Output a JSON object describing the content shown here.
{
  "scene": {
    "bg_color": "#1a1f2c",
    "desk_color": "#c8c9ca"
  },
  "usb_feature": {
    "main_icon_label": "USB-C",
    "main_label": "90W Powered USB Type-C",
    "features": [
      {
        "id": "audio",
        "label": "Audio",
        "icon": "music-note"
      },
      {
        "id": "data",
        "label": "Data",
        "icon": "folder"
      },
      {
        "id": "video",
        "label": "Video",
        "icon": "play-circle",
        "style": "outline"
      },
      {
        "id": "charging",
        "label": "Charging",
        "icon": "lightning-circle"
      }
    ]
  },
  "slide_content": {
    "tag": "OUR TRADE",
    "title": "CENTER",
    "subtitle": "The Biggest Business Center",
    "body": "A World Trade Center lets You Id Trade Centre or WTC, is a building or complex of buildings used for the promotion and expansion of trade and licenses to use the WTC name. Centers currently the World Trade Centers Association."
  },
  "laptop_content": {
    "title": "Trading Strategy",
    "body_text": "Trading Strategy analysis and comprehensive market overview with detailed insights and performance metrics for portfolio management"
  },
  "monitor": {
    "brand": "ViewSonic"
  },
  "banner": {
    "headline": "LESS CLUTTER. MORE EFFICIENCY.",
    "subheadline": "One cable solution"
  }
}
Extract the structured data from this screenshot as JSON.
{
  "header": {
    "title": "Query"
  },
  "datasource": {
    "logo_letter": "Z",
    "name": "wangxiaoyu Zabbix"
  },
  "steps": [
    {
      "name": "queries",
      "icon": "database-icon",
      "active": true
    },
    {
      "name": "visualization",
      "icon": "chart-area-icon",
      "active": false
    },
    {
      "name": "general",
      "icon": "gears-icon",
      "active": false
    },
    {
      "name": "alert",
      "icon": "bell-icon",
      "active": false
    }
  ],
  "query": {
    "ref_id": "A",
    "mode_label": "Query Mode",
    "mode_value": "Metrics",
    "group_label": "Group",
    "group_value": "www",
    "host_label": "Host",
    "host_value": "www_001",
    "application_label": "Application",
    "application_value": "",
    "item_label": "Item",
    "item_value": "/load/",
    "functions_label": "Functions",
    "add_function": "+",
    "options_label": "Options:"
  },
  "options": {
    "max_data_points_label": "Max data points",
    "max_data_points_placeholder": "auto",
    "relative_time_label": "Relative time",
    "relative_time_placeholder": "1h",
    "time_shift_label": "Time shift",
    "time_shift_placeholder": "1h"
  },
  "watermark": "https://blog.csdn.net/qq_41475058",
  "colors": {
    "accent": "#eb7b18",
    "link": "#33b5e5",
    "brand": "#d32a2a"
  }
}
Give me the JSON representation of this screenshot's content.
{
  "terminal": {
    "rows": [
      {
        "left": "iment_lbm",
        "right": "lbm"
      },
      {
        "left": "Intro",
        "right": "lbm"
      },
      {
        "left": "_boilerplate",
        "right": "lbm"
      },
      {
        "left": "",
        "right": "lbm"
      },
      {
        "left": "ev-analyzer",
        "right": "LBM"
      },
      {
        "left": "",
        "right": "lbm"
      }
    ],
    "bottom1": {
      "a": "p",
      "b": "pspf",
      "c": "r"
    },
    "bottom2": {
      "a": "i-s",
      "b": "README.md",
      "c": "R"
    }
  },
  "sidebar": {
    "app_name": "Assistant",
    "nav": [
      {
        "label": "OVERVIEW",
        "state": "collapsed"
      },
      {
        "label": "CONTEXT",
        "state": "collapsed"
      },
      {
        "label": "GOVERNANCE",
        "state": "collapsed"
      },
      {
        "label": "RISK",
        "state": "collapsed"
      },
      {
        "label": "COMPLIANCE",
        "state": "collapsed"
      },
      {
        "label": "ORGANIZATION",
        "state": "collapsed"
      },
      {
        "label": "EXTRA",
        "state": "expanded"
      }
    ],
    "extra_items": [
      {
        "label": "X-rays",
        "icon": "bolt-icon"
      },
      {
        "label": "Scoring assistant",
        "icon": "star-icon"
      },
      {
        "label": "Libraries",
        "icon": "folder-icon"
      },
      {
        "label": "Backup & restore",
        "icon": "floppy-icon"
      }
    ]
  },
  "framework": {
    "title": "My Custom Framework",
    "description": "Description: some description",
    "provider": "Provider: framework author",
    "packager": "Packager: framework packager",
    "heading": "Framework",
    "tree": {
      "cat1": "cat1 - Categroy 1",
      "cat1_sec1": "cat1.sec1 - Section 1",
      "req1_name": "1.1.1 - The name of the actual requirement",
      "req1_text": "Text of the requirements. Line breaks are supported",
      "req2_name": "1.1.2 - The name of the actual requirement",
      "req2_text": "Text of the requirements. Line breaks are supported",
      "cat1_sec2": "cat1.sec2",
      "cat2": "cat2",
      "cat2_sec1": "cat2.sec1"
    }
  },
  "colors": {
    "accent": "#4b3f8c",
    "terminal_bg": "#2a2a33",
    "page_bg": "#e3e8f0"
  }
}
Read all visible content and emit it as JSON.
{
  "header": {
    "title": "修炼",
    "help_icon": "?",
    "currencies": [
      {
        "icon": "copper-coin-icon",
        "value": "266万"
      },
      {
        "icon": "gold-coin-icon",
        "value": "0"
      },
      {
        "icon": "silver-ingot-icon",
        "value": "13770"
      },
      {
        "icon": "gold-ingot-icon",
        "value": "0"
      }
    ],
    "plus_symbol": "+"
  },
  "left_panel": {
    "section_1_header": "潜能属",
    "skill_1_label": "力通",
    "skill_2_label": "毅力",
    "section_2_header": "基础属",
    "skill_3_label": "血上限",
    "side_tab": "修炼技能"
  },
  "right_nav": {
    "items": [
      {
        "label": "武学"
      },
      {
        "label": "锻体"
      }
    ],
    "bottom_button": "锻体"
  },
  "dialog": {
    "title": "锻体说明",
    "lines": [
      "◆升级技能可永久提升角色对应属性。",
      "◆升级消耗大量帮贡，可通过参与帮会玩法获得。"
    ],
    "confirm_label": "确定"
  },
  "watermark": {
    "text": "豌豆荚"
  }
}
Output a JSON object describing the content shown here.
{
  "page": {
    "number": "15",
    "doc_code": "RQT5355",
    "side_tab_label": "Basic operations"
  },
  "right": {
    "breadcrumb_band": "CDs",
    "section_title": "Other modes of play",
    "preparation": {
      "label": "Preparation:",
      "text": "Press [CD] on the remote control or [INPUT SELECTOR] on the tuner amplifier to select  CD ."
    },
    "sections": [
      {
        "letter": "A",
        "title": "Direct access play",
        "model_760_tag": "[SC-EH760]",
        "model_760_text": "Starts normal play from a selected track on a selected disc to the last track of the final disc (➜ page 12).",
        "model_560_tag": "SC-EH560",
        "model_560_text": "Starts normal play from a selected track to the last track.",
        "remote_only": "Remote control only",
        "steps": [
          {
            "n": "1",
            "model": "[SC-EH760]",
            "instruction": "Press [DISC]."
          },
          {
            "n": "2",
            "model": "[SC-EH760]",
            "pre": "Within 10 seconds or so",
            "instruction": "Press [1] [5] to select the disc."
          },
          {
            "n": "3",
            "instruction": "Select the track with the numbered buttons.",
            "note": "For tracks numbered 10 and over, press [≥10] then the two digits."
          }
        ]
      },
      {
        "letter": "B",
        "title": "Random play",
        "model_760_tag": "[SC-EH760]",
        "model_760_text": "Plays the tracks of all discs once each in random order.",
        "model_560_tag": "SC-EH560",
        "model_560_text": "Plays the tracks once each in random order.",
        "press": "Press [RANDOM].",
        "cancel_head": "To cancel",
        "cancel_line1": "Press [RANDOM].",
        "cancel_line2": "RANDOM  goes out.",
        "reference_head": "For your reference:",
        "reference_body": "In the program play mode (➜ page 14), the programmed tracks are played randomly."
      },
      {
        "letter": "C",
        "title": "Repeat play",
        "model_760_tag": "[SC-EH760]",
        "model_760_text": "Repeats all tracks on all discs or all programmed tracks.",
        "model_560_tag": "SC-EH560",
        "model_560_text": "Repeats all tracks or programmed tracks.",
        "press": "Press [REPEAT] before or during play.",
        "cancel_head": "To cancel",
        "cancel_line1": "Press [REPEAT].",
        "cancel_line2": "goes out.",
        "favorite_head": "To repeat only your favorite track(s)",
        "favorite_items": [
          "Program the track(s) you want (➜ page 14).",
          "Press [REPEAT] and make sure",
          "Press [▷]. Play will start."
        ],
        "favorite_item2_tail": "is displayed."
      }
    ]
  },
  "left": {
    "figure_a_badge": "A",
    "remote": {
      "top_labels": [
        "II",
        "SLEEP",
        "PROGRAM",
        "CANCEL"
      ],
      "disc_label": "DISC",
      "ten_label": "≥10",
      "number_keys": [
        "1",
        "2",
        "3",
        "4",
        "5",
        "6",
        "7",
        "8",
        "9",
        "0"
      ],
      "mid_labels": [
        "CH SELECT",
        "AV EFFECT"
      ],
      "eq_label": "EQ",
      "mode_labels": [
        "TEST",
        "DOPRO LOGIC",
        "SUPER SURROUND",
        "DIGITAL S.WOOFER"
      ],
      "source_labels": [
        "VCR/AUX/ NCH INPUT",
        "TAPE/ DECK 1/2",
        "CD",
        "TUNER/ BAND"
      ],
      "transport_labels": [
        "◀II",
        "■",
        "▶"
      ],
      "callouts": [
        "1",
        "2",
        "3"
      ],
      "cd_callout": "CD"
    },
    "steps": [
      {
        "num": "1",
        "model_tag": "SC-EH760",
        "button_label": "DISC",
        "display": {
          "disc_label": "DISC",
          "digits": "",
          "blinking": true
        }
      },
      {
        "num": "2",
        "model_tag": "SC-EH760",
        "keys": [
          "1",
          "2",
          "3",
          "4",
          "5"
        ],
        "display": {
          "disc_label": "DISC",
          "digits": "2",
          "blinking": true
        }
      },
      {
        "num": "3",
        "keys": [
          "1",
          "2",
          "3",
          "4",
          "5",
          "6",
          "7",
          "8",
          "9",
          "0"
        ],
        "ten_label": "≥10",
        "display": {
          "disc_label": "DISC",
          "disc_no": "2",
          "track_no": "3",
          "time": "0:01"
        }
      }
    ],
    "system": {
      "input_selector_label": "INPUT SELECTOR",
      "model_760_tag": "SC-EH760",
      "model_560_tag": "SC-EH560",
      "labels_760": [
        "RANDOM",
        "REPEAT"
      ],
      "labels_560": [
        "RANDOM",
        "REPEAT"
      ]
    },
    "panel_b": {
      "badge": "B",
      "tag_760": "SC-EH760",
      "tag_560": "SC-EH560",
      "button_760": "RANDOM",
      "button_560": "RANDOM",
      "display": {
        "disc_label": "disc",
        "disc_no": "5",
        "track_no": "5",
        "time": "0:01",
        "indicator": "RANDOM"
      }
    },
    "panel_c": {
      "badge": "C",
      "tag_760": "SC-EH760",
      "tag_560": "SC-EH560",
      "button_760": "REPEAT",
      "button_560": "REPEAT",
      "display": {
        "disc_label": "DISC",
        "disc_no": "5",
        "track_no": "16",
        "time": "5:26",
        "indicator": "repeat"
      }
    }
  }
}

━━━━━━━━━━━━━━━━

*WHAT YOU NEED TO DO*. Go through the lines above. Select every one that has the string "instruction".

*EXERCISE OUTPUT*.
            "instruction": "Press [DISC]."
            "instruction": "Press [1] [5] to select the disc."
            "instruction": "Select the track with the numbered buttons.",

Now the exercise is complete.